#### Excerpted passage:

"""

Allowing personal injury and contract actions in state courts will advance
interests identified by Congress in enacting OCSLA. A recurring consideration
in the deliberations leading to enactment was "the special relationship between
the men working on these [platforms] and the adjacent shore to which they
commute to visit their families." Rodrigue v. Aetna Casualty Co., 395 U.S., at
365, 89 S.Ct., at 1842. Allowing state-court jurisdiction over these cases will
allow these workers, and their lawyers, to pursue individual claims in familiar,
convenient, and possibly less expensive fora. See Chevron Oil Co. v. Huson,
404 U.S., at 103, 92 S.Ct., at 353 (state statute of limitations applies to personal
injury actions arising under OCSLA).

18

In summary, nothing in the language, structure, legislative history, or
underlying policies of OCSLA suggests that Congress intended federal courts to
exercise exclusive jurisdiction over personal injury actions arising under
OCSLA. The Texas courts had jurisdiction over this case.
III

19

The Court of Civil Appeals held that petitioner was not entitled to an instruction
cautioning the jury that personal injury damages awards are not subject to
federal income taxation, § 104(a)(2) of the Internal Revenue Code of 1954, 26
U.S.C. § 104(a)(2). In so ruling the court relied on Johnson v. Penrod Drilling
Co., 510 F.2d 234, 236-237 (CA5) (en banc) (per curiam), cert. denied, 423
U.S. 839, 96 S.Ct. 68, 46 L.Ed.2d 58 (1975), a Jones Act case where the Court
of Appeals prohibited presenting evidence or instructing the jury as to the
impact of taxes on damages awards based on lost wages. This Court
subsequently held that a defendant in a suit brought under the Federal
Employers' Liability Act (FELA) 45 U.S.C. § 51 et seq., is entitled to an
instruction that damages for lost future wages are not subject to federal income
taxation. Norfolk & Western R. Co. v. Liepelt, 444 U.S. 490, 100 S.Ct. 755, 62
L.Ed.2d 689 (1980).14 Petitioner now argues that Liepelt applies to an OCSLA
personal injury action and that this case should be remanded for a new trial on
damages before a properly instructed jury.15

20

Our first task is to determine the source of law that will govern whether such an
instruction must be available in an OCSLA case. OCSLA, as discussed above,
mandates that state laws apply as federal laws "[t]o the extent that they are
applicable and not inconsistent with this subchapter or with other Federal laws."

"""

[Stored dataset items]
"""

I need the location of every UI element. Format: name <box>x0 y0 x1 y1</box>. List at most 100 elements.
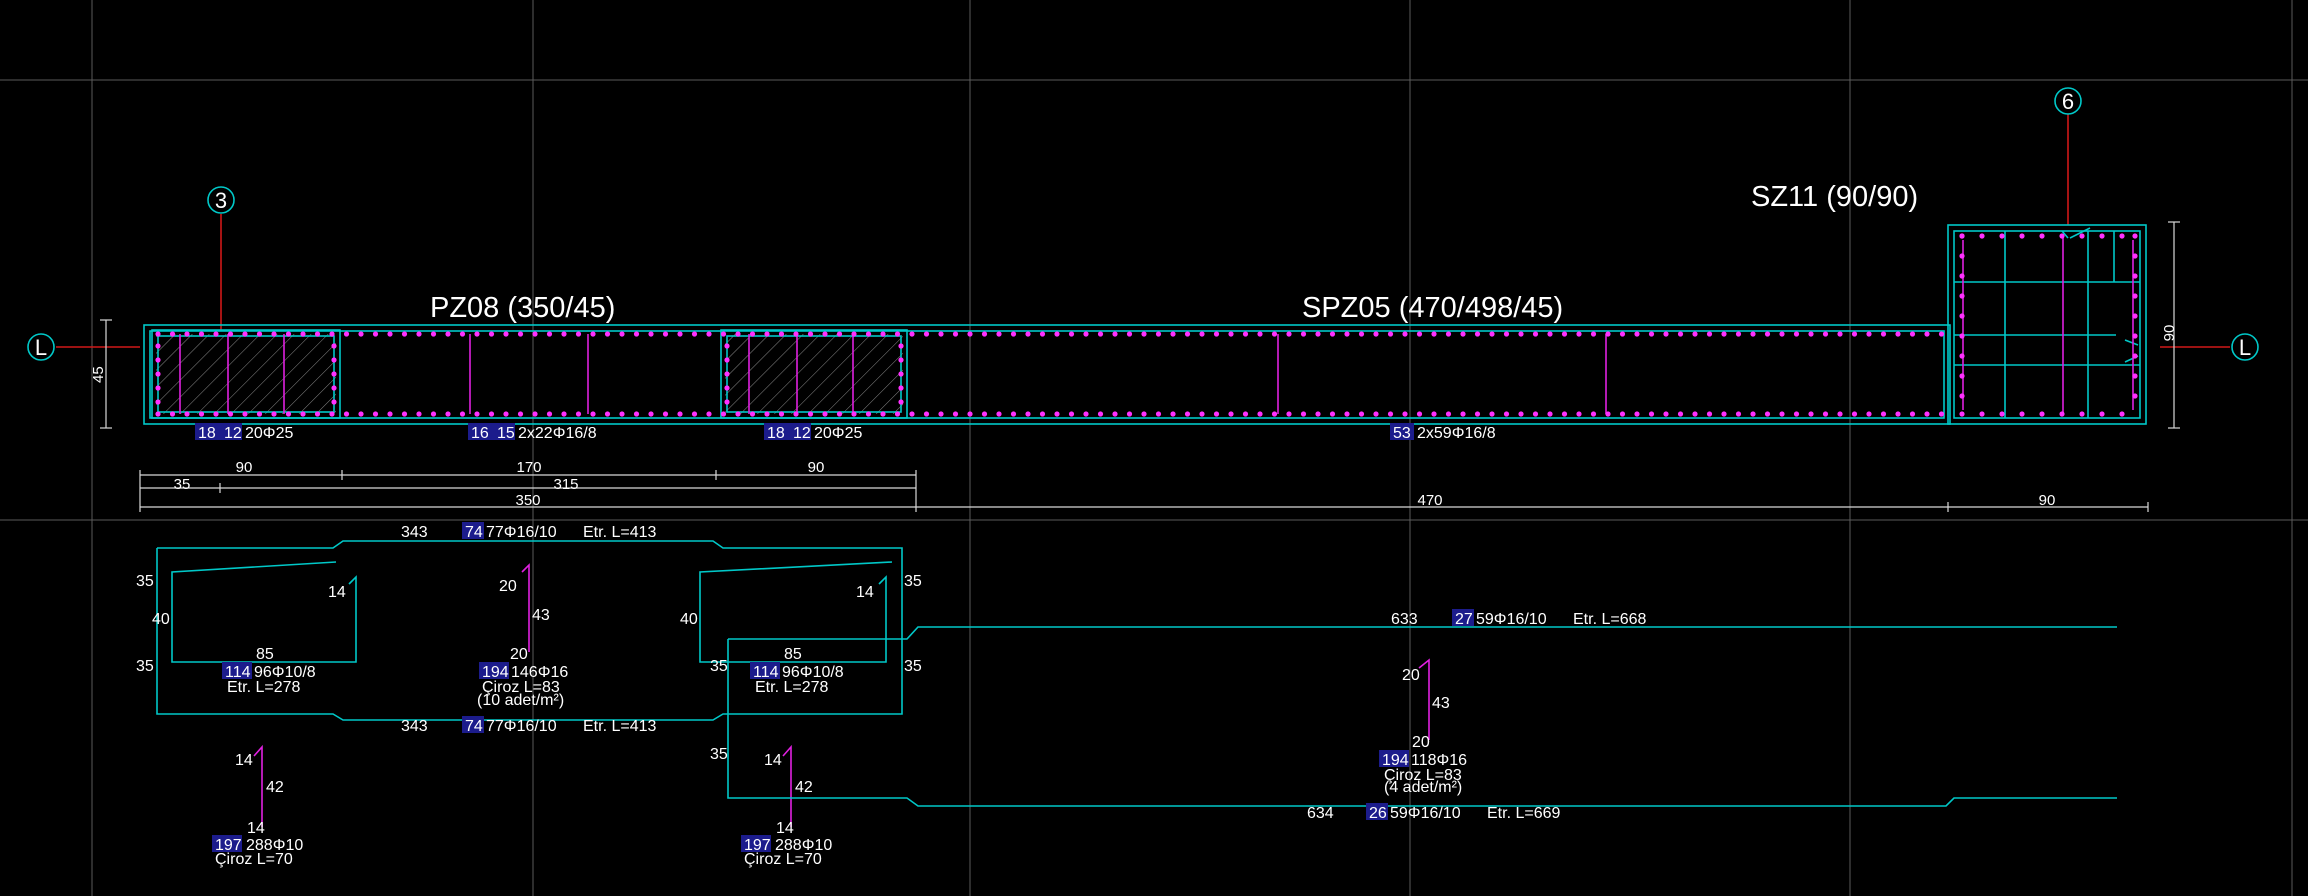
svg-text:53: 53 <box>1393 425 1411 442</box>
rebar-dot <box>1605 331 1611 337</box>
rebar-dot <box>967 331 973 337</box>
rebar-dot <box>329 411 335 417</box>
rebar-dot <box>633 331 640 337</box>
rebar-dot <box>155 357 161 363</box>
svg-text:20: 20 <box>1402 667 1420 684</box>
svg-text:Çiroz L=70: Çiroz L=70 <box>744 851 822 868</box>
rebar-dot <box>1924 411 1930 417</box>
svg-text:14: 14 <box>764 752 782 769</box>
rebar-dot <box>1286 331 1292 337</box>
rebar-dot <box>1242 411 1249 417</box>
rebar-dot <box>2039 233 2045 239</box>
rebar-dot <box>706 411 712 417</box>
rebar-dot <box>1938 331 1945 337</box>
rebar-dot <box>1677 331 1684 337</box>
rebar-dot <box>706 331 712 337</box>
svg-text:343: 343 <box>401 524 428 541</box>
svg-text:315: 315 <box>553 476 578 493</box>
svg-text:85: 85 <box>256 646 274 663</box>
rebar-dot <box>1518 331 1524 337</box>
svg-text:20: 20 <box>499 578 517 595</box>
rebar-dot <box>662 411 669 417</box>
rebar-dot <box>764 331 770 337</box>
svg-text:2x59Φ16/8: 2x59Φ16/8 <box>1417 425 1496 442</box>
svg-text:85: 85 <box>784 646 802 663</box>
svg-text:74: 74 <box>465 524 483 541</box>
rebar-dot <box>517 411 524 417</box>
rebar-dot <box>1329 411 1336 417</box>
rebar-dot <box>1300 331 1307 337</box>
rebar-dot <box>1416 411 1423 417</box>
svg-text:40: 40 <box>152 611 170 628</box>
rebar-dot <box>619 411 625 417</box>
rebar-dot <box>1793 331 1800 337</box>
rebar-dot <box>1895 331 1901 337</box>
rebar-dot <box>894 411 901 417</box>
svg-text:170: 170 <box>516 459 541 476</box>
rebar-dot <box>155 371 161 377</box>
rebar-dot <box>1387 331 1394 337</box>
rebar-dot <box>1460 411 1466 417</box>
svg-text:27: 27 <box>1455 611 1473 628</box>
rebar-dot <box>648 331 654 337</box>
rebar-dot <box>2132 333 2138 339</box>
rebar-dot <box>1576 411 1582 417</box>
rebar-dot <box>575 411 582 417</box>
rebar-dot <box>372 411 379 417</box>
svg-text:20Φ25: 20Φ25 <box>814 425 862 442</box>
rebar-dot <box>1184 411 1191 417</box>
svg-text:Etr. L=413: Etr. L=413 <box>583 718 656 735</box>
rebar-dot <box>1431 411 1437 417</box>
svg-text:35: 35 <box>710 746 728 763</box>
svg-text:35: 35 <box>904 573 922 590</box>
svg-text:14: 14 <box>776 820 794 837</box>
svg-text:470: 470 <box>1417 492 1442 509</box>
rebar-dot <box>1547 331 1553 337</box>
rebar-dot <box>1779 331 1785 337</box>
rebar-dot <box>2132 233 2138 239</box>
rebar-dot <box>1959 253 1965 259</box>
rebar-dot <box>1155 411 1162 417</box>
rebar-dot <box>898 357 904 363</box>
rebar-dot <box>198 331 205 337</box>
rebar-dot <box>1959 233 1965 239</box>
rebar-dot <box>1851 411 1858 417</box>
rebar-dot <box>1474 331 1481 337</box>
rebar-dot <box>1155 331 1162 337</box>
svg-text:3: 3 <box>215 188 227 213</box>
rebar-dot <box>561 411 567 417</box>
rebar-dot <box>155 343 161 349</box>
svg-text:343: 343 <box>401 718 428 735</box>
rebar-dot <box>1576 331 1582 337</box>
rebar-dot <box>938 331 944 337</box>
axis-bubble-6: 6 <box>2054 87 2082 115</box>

"""

#### Goals:
1) Summarize the excerpted opinion in three sentences.
2) Output the lines of the records between the line holding "svg-text:53: 53 <box>1393 425 1411 442</box>" and the line holding "rebar-dot <box>764 331 770 337</box>", inclusive.

#### Answer list:
1) The opinion reasons that allowing personal injury and contract actions in state courts advances interests Congress identified in enacting OCSLA, since platform workers and their lawyers can pursue claims in familiar, convenient, and possibly less expensive fora. It concludes that nothing in OCSLA's language, structure, legislative history, or underlying policies suggests Congress intended exclusive federal jurisdiction over such personal injury actions, so the Texas courts had jurisdiction. It then notes that the Court of Civil Appeals denied petitioner an instruction that personal injury damages awards are not subject to federal income taxation, and that petitioner argues Norfolk & Western R. Co. v. Liepelt applies and seeks a new trial on damages before a properly instructed jury.

2)
svg-text:53: 53 <box>1393 425 1411 442</box>
rebar-dot <box>1605 331 1611 337</box>
rebar-dot <box>967 331 973 337</box>
rebar-dot <box>329 411 335 417</box>
rebar-dot <box>633 331 640 337</box>
rebar-dot <box>155 357 161 363</box>
svg-text:20: 20 <box>1402 667 1420 684</box>
svg-text:Çiroz L=70: Çiroz L=70 <box>744 851 822 868</box>
rebar-dot <box>1924 411 1930 417</box>
svg-text:14: 14 <box>764 752 782 769</box>
rebar-dot <box>1286 331 1292 337</box>
rebar-dot <box>1242 411 1249 417</box>
rebar-dot <box>2039 233 2045 239</box>
rebar-dot <box>706 411 712 417</box>
rebar-dot <box>1938 331 1945 337</box>
rebar-dot <box>1677 331 1684 337</box>
rebar-dot <box>706 331 712 337</box>
svg-text:343: 343 <box>401 524 428 541</box>
svg-text:315: 315 <box>553 476 578 493</box>
svg-text:85: 85 <box>256 646 274 663</box>
rebar-dot <box>1518 331 1524 337</box>
svg-text:20: 20 <box>499 578 517 595</box>
rebar-dot <box>662 411 669 417</box>
rebar-dot <box>764 331 770 337</box>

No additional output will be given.